▸ **TASK REQUIREMENTS**
Of the lines listed below, how many contain the string "link"? Answer with the number alone.

(Collected data)
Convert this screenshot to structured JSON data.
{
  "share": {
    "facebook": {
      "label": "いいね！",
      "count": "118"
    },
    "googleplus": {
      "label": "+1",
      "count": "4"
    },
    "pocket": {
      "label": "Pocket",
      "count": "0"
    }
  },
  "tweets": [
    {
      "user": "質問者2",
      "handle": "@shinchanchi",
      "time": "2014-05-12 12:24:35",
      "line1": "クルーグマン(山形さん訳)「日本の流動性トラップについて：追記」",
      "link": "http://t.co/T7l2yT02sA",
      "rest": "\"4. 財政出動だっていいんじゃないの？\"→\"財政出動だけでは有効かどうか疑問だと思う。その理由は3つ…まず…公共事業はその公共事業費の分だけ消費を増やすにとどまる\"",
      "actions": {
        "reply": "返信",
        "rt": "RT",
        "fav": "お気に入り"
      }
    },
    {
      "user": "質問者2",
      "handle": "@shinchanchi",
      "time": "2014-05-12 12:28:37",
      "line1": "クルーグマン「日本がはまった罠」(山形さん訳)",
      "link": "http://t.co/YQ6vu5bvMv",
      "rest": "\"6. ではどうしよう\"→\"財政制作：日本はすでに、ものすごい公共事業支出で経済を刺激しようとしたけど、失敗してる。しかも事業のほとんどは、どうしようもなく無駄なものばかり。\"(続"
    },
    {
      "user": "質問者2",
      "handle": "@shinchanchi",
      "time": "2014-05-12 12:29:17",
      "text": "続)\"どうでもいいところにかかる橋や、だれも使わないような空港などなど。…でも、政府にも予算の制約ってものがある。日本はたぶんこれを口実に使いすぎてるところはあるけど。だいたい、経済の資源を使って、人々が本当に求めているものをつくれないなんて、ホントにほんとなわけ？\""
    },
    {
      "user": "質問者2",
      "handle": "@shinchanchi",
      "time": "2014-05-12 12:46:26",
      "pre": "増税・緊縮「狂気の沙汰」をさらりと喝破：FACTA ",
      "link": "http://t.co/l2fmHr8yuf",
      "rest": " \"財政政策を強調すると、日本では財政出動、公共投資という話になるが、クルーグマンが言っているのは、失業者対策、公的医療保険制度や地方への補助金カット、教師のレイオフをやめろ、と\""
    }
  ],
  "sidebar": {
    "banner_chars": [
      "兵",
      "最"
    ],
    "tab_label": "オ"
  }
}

▸ **RESULT**
3